─── INFORMATION GIVEN

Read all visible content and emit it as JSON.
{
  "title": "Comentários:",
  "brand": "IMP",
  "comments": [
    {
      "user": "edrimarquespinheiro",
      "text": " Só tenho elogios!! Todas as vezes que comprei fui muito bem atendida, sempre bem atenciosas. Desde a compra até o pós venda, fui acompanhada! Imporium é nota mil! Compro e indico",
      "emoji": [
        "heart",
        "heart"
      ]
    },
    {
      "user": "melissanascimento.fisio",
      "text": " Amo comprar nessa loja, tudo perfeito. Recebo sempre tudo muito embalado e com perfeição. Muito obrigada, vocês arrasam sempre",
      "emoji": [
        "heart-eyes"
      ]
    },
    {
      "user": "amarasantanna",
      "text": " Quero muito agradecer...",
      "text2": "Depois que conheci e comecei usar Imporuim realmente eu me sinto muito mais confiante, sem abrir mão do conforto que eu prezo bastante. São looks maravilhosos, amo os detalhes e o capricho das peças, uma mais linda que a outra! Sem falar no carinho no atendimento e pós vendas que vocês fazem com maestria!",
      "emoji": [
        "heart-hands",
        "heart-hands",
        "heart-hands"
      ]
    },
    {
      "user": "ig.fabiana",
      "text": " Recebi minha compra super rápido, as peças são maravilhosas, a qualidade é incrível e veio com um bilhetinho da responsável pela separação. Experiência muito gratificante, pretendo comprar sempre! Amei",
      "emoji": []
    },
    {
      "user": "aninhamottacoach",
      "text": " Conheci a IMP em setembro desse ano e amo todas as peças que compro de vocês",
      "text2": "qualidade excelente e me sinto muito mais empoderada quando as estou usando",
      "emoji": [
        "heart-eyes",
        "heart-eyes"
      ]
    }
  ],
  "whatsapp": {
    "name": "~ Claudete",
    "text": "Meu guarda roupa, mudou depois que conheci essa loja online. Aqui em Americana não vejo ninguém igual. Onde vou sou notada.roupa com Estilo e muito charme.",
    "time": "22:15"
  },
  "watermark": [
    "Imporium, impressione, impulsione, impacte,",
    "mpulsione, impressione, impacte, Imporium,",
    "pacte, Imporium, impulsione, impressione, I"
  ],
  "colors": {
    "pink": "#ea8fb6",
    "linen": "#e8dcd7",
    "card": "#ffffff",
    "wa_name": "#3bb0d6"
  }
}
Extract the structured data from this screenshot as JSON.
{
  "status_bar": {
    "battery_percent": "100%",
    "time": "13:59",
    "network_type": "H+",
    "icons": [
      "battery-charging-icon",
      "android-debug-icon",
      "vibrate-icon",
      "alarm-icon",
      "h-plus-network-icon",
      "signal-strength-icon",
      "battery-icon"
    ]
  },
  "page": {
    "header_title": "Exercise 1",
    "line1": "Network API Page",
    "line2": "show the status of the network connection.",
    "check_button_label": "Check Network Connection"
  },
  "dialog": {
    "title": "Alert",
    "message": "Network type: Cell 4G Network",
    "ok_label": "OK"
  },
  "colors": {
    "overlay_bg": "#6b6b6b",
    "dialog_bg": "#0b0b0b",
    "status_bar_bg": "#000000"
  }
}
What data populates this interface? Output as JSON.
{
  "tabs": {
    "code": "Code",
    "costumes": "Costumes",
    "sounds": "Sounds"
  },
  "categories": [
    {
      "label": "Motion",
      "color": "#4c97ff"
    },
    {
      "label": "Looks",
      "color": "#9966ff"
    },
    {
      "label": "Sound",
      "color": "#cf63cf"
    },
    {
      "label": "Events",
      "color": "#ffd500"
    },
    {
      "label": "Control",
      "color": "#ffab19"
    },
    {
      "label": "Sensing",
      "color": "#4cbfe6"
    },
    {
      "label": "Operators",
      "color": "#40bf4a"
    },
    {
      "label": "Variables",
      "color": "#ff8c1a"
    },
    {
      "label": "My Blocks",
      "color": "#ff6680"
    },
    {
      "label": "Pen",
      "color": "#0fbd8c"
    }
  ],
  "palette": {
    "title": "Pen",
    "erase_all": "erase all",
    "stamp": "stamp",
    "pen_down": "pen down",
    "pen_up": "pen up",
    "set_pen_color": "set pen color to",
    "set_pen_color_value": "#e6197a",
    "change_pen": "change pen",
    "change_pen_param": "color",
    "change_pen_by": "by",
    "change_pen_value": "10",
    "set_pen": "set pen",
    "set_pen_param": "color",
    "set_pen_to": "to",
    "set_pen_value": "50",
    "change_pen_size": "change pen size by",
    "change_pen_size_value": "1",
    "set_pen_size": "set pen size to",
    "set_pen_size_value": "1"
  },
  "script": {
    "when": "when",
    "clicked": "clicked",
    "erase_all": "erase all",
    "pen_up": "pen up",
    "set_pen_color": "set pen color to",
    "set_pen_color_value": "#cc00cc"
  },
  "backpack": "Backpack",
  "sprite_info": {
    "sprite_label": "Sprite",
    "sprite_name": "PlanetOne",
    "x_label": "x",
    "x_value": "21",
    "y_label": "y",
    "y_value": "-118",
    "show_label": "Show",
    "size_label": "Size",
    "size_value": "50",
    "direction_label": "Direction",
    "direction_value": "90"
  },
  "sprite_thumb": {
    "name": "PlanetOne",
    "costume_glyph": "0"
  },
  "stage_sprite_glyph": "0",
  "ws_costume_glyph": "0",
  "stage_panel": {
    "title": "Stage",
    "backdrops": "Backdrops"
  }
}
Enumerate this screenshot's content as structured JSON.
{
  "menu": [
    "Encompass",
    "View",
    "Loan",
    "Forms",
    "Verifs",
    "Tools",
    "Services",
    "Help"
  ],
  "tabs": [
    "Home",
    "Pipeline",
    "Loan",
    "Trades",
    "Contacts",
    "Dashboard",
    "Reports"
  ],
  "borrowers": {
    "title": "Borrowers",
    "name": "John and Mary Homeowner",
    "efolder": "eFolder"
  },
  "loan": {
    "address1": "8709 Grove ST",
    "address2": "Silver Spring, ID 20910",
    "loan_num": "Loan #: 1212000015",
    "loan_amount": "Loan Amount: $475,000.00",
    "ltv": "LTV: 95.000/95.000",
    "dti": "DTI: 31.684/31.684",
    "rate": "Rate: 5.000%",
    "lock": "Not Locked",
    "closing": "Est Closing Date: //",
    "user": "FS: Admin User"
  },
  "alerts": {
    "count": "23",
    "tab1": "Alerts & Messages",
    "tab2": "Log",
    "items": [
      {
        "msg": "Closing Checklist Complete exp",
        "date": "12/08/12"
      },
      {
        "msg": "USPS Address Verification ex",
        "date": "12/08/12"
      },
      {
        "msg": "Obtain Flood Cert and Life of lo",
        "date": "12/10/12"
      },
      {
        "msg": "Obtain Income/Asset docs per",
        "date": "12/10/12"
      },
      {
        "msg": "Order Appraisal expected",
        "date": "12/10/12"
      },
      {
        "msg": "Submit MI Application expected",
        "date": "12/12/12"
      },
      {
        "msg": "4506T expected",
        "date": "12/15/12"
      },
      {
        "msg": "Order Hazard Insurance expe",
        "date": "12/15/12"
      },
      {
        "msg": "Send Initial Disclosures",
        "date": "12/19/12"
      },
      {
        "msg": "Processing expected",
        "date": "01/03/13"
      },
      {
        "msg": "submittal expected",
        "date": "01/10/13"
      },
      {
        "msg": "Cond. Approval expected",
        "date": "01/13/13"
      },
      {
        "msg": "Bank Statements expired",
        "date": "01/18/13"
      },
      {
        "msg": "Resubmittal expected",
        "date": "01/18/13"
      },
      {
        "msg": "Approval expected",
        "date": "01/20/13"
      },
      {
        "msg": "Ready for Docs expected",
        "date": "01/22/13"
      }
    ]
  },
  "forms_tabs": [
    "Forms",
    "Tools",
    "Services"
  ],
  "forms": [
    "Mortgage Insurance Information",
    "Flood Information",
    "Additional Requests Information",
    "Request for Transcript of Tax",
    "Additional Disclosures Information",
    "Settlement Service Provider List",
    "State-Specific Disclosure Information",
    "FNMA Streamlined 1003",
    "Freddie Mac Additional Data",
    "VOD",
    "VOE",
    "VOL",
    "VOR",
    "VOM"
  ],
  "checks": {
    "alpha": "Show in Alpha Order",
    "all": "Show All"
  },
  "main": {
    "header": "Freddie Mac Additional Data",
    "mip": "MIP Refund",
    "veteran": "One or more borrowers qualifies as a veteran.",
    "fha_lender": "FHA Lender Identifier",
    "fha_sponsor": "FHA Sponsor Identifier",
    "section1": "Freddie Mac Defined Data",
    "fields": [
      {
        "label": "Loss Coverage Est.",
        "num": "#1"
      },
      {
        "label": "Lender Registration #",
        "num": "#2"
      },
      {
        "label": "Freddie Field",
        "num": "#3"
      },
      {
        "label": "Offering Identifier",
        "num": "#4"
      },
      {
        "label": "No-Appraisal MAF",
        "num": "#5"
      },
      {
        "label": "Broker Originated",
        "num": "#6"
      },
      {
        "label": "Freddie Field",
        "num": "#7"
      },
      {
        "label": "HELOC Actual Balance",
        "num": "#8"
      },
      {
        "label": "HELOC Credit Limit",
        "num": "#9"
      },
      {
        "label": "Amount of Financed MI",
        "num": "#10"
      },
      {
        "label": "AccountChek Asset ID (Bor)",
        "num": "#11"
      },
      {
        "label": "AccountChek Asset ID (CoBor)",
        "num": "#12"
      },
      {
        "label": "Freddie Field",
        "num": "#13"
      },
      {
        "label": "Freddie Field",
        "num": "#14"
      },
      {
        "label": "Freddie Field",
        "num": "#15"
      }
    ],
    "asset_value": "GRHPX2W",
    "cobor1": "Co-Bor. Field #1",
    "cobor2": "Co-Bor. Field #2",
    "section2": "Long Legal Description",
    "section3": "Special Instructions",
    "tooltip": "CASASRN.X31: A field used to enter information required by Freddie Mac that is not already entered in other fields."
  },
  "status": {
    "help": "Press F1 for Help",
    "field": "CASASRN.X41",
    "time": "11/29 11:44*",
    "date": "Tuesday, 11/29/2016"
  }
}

──────

### WRITTEN EXERCISE
Scan the lines for the string "mais". Pick out every line that has it.

### THE COMPLETED TASK
      "text2": "Depois que conheci e comecei usar Imporuim realmente eu me sinto muito mais confiante, sem abrir mão do conforto que eu prezo bastante. São looks maravilhosos, amo os detalhes e o capricho das peças, uma mais linda que a outra! Sem falar no carinho no atendimento e pós vendas que vocês fazem com maestria!",
      "text2": "qualidade excelente e me sinto muito mais empoderada quando as estou usando",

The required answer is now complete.